→ **EXERCISE INSTRUCTIONS**:
1 - In the excerpt on the SDF and Damascus talks, how many of the SDF's fighters belong to the Women's Protection Units (YPJ)?
2 - From the excerpt on the SDF and Damascus talks, quote the passage from "Before meeting Trump, Sharaa" to "couple of months.".

→ **EXCERPT PROVIDED**:

________________

After the recent trilateral meetings among Abdi, Sharaa, and the Americans at the end of October, all sides hinted at progress on two issues. First, the oil fields in Deir ez-Zor will be operated by the SDF, though Damascus will appoint administrators and share the revenue. Second, the integration of SDF forces is now being framed as partial.
According to Syria TV, which is close to the government, the SDF will be divided into three zones of responsibility—Deir ez-Zor, Hasakah, and Raqqa—where local forces will continue to operate much as they do today but will report to the central command. The fate of the Women’s Protection Units (YPJ), twelve thousand of the SDF’s seventy thousand fighters, remains unresolved. Abdi brought the YPJ commander to the meeting with Barrack and Cooper and reiterated Rojava’s position: the women’s forces would not be dismantled. That insistence will be a problem later, though not yet. There are bigger ones waiting.
Despite the appearance of movement, these formulas have been on the table for months and Sharaa and Abdi broadly agree on many points yet cannot finalise a written accord. One reason is that the negotiation table is too crowded, both literally and figuratively. Turkey has been pulling from one side, Israel another, Saudi Arabia and the United States from theirs. What happens now, after Sharaa’s meeting with Trump, is anyone’s guess.
Before meeting Trump, Sharaa sat with the IMF director and then addressed members of the Syrian community in Washington, joined by al-Shaibani and US envoy Thomas Barrack. He said that some factions within the SDF were ready to be integrated into the state apparatus and that Washington no longer wished to “support the SDF indefinitely.” Incorporation into Syrian institutions, he argued, was the only sustainable path. This line had been used echoed by Barack in the last couple of months.

________________

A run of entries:
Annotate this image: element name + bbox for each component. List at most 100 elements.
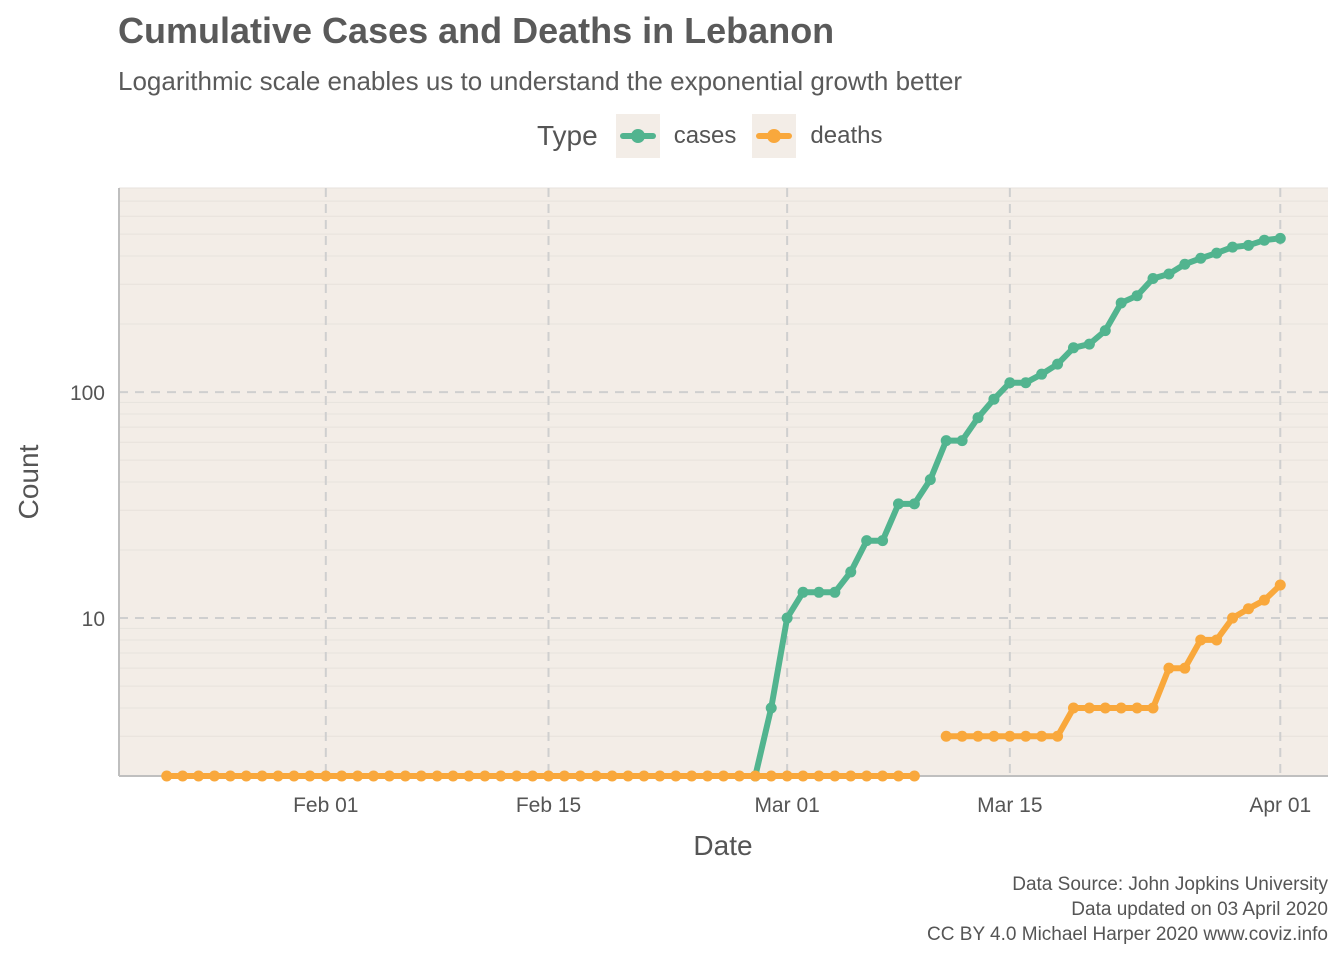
data-point-cases (1067, 342, 1079, 354)
data-point-cases (1274, 232, 1286, 244)
data-point-cases (1195, 252, 1207, 264)
data-point-deaths (574, 770, 586, 782)
data-point-cases (845, 566, 857, 578)
data-point-cases (972, 412, 984, 424)
data-point-deaths (383, 770, 395, 782)
data-point-cases (1242, 239, 1254, 251)
data-point-deaths (988, 730, 1000, 742)
data-point-deaths (336, 770, 348, 782)
data-point-cases (988, 393, 1000, 405)
data-point-deaths (1227, 612, 1239, 624)
data-point-deaths (527, 770, 539, 782)
x-tick-label: Feb 01 (293, 794, 358, 817)
data-point-cases (940, 435, 952, 447)
data-point-cases (1131, 290, 1143, 302)
caption: Data Source: John Jopkins University Dat… (927, 872, 1328, 947)
legend-label-deaths: deaths (810, 122, 883, 149)
series-line-deaths (943, 582, 1284, 740)
data-point-deaths (670, 770, 682, 782)
data-point-cases (908, 498, 920, 510)
data-point-deaths (813, 770, 825, 782)
data-point-deaths (1067, 702, 1079, 714)
data-point-cases (829, 586, 841, 598)
data-point-cases (1020, 377, 1032, 389)
data-point-cases (861, 535, 873, 547)
data-point-deaths (463, 770, 475, 782)
data-point-deaths (352, 770, 364, 782)
caption-updated: Data updated on 03 April 2020 (1071, 899, 1328, 920)
data-point-deaths (908, 770, 920, 782)
data-point-cases (1211, 247, 1223, 259)
data-point-deaths (240, 770, 252, 782)
data-point-cases (1036, 368, 1048, 380)
data-point-deaths (686, 770, 698, 782)
data-point-deaths (415, 770, 427, 782)
series-line-cases (752, 235, 1284, 779)
data-point-deaths (590, 770, 602, 782)
data-point-deaths (208, 770, 220, 782)
data-point-cases (797, 586, 809, 598)
data-point-cases (1052, 358, 1064, 370)
data-point-deaths (1036, 730, 1048, 742)
legend-key-cases (615, 114, 660, 158)
data-point-cases (1004, 377, 1016, 389)
data-point-deaths (288, 770, 300, 782)
data-point-deaths (1211, 634, 1223, 646)
chart-subtitle: Logarithmic scale enables us to understa… (118, 66, 963, 96)
data-point-deaths (543, 770, 555, 782)
data-point-deaths (606, 770, 618, 782)
x-tick-label: Mar 15 (977, 794, 1042, 817)
data-point-cases (1258, 234, 1270, 246)
data-point-deaths (1004, 730, 1016, 742)
data-point-deaths (781, 770, 793, 782)
data-point-deaths (1052, 730, 1064, 742)
data-point-deaths (861, 770, 873, 782)
data-point-deaths (558, 770, 570, 782)
data-point-deaths (940, 730, 952, 742)
x-tick-label: Feb 15 (516, 794, 581, 817)
data-point-cases (1163, 268, 1175, 280)
legend-label-cases: cases (673, 122, 737, 149)
data-point-deaths (224, 770, 236, 782)
data-point-deaths (1179, 662, 1191, 674)
data-point-deaths (272, 770, 284, 782)
data-point-cases (1147, 273, 1159, 285)
x-axis-label: Date (693, 830, 752, 861)
legend-item-cases: cases (615, 114, 737, 158)
data-point-deaths (654, 770, 666, 782)
data-point-cases (1227, 241, 1239, 253)
legend-item-deaths: deaths (752, 114, 882, 158)
data-point-deaths (1147, 702, 1159, 714)
data-point-deaths (1258, 594, 1270, 606)
data-point-deaths (495, 770, 507, 782)
data-point-deaths (622, 770, 634, 782)
y-tick-label: 10 (82, 608, 105, 631)
data-point-cases (1099, 325, 1111, 337)
legend-key-deaths (752, 114, 797, 158)
data-point-deaths (718, 770, 729, 782)
data-point-cases (892, 498, 904, 510)
legend-title: Type (537, 120, 598, 151)
data-point-deaths (479, 770, 491, 782)
data-point-deaths (1274, 579, 1286, 591)
data-point-deaths (1242, 603, 1254, 615)
data-point-cases (877, 535, 889, 547)
data-point-deaths (638, 770, 650, 782)
data-point-deaths (1020, 730, 1032, 742)
data-point-cases (1179, 258, 1191, 270)
data-point-deaths (749, 770, 761, 782)
chart-title: Cumulative Cases and Deaths in Lebanon (118, 10, 835, 51)
caption-license: CC BY 4.0 Michael Harper 2020 www.coviz.… (927, 924, 1328, 945)
y-axis-label: Count (13, 444, 44, 519)
data-point-deaths (797, 770, 809, 782)
data-point-deaths (1195, 634, 1207, 646)
data-point-cases (1115, 297, 1127, 309)
data-point-deaths (702, 770, 714, 782)
data-point-deaths (161, 770, 173, 782)
data-point-cases (956, 435, 968, 447)
data-point-cases (765, 702, 777, 714)
data-point-deaths (1115, 702, 1127, 714)
data-point-deaths (320, 770, 332, 782)
data-point-deaths (829, 770, 841, 782)
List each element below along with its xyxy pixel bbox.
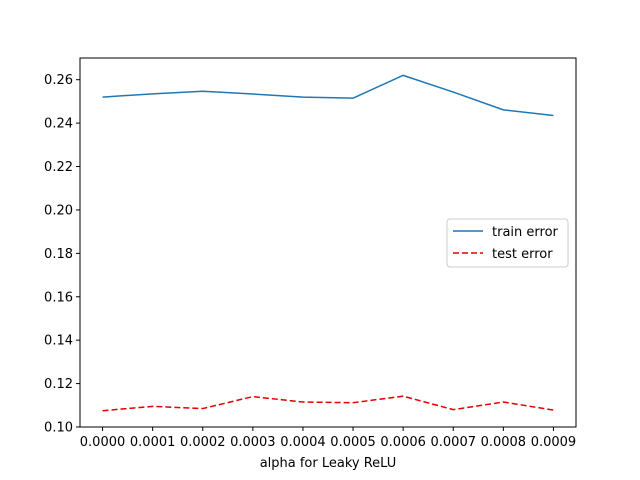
x-axis-label: alpha for Leaky ReLU bbox=[260, 456, 397, 471]
series-line-train-error bbox=[102, 74, 554, 117]
x-tick-label: 0.0007 bbox=[431, 435, 477, 450]
x-tick-label: 0.0002 bbox=[180, 435, 226, 450]
y-tick-label: 0.18 bbox=[44, 247, 73, 262]
x-tick-label: 0.0005 bbox=[330, 435, 376, 450]
x-axis-ticks: 0.0000 0.0001 0.0002 0.0003 0.0004 0.0005 0.00… bbox=[80, 427, 576, 450]
x-tick-label: 0.0001 bbox=[130, 435, 176, 450]
y-tick-label: 0.20 bbox=[44, 203, 73, 218]
x-tick-label: 0.0006 bbox=[380, 435, 426, 450]
legend-label-test-error: test error bbox=[492, 247, 553, 262]
x-tick-label: 0.0009 bbox=[531, 435, 577, 450]
x-tick-label: 0.0000 bbox=[80, 435, 126, 450]
y-tick-label: 0.14 bbox=[44, 334, 73, 349]
legend: train error test error bbox=[446, 218, 569, 268]
y-tick-label: 0.12 bbox=[44, 377, 73, 392]
series-line-test-error bbox=[102, 395, 554, 412]
series-lines bbox=[102, 74, 554, 412]
y-tick-label: 0.16 bbox=[44, 290, 73, 305]
legend-label-train-error: train error bbox=[492, 225, 559, 240]
y-tick-label: 0.10 bbox=[44, 421, 73, 436]
x-tick-label: 0.0008 bbox=[481, 435, 527, 450]
plot-frame bbox=[79, 57, 577, 428]
x-tick-label: 0.0004 bbox=[280, 435, 326, 450]
y-axis-ticks: 0.10 0.12 0.14 0.16 0.18 0.20 0.22 0.24 0.26 bbox=[44, 73, 80, 436]
y-tick-label: 0.24 bbox=[44, 117, 73, 132]
y-tick-label: 0.22 bbox=[44, 160, 73, 175]
y-tick-label: 0.26 bbox=[44, 73, 73, 88]
x-tick-label: 0.0003 bbox=[230, 435, 276, 450]
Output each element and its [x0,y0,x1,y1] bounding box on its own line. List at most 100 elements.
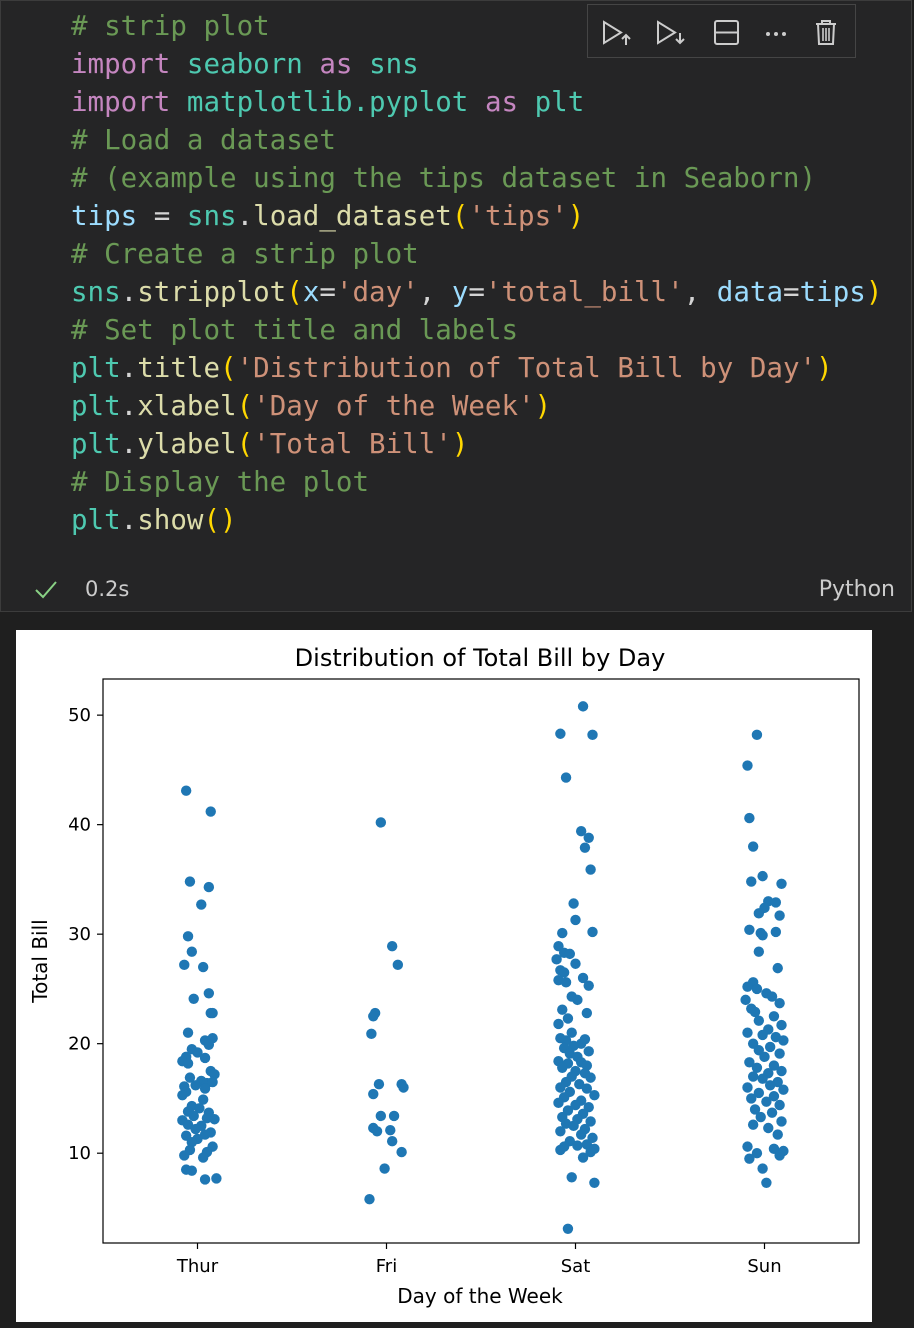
code-token: plt [71,390,121,422]
data-point [774,1048,785,1059]
notebook-cell[interactable]: # strip plot import seaborn as sns import … [0,0,912,612]
code-token [468,86,485,118]
data-point [768,1011,780,1022]
data-point [749,1104,761,1115]
split-cell-button[interactable] [706,13,746,51]
data-point [555,1144,566,1156]
data-point [759,1051,770,1063]
code-line[interactable]: plt.show() [71,501,882,539]
code-token [353,48,370,80]
code-token: ylabel [137,428,237,460]
strip-plot: Distribution of Total Bill by Day 10 20 30… [28,644,860,1308]
data-point [585,1072,596,1083]
code-line[interactable]: import matplotlib.pyplot as plt [71,83,882,121]
execute-below-button[interactable] [648,13,688,51]
delete-cell-button[interactable] [806,13,846,51]
code-line[interactable]: plt.ylabel('Total Bill') [71,425,882,463]
cell-status-bar: 0.2s Python [1,567,913,611]
code-token: matplotlib.pyplot [186,86,469,118]
code-token: ( [236,390,254,422]
code-token: ) [567,200,585,232]
data-point [386,941,398,952]
code-line[interactable]: # Set plot title and labels [71,311,882,349]
data-point [774,910,785,921]
code-line[interactable]: # strip plot [71,7,882,45]
y-tick-label: 50 [68,705,91,726]
code-token: # (example using the tips dataset in Sea… [71,162,817,194]
data-point [761,1177,772,1188]
data-point [182,1027,194,1038]
data-point [770,926,782,938]
code-line[interactable]: sns.stripplot(x='day', y='total_bill', d… [71,273,882,311]
data-point [753,1015,765,1026]
code-token: stripplot [137,276,287,308]
code-token: . [120,428,138,460]
data-point [179,1150,190,1161]
data-point [766,991,778,1002]
code-line[interactable]: # Display the plot [71,463,882,501]
data-point [774,1150,785,1161]
code-token: load_dataset [253,200,452,232]
data-point [205,806,216,817]
code-token: tips [799,276,866,308]
data-point [583,1046,594,1057]
data-point [207,1007,218,1019]
code-line[interactable]: # Create a strip plot [71,235,882,273]
code-token: plt [71,428,121,460]
data-point [392,959,404,971]
data-point [768,1060,780,1071]
data-point [184,1072,196,1083]
cell-toolbar [587,4,856,58]
code-line[interactable]: import seaborn as sns [71,45,882,83]
code-token: 'tips' [468,200,568,232]
data-point [757,930,768,941]
data-point [579,1034,591,1045]
code-line[interactable]: plt.title('Distribution of Total Bill by… [71,349,882,387]
data-point [770,897,782,908]
data-point [570,1099,581,1111]
data-point [751,1147,763,1159]
data-point [557,1004,568,1015]
y-axis: 10 20 30 40 50 [68,705,103,1164]
data-point [368,1088,379,1100]
data-point [207,1076,218,1088]
code-line[interactable]: # Load a dataset [71,121,882,159]
code-token: title [137,352,221,384]
data-point [744,812,755,824]
execute-above-button[interactable] [592,13,632,51]
data-point [386,1135,398,1147]
data-point [581,1007,593,1019]
data-point [778,1035,789,1046]
data-point [188,993,199,1004]
more-actions-button[interactable] [758,13,798,51]
code-token: tips [71,200,138,232]
data-point [572,994,583,1006]
data-point [772,962,783,974]
code-token: = [468,276,485,308]
data-point [744,1057,755,1068]
data-point [751,983,763,995]
code-line[interactable]: tips = sns.load_dataset('tips') [71,197,882,235]
x-tick-label: Sun [747,1256,781,1277]
data-point [585,864,596,875]
data-point [583,832,594,843]
language-indicator[interactable]: Python [818,577,895,602]
data-point [575,1129,587,1140]
data-point [744,924,755,935]
code-token: = [783,276,800,308]
data-point [753,946,765,957]
data-point [742,1027,753,1038]
code-line[interactable]: # (example using the tips dataset in Sea… [71,159,882,197]
data-point [763,1122,774,1134]
code-token: # Set plot title and labels [71,314,519,346]
data-point [776,878,787,889]
code-token: plt [71,504,121,536]
code-line[interactable]: plt.xlabel('Day of the Week') [71,387,882,425]
data-point [375,1110,387,1122]
data-point [753,908,765,919]
code-token: sns [369,48,419,80]
code-editor[interactable]: # strip plot import seaborn as sns import … [71,7,882,539]
code-token [303,48,320,80]
code-token: as [319,48,353,80]
data-point [551,954,562,965]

________________

→ **SET OF ANSWERS**:
1 - Twelve thousand of the SDF's seventy thousand fighters.

2 -
Before meeting Trump, Sharaa sat with the IMF director and then addressed members of the Syrian community in Washington, joined by al-Shaibani and US envoy Thomas Barrack. He said that some factions within the SDF were ready to be integrated into the state apparatus and that Washington no longer wished to “support the SDF indefinitely.” Incorporation into Syrian institutions, he argued, was the only sustainable path. This line had been used echoed by Barack in the last couple of months.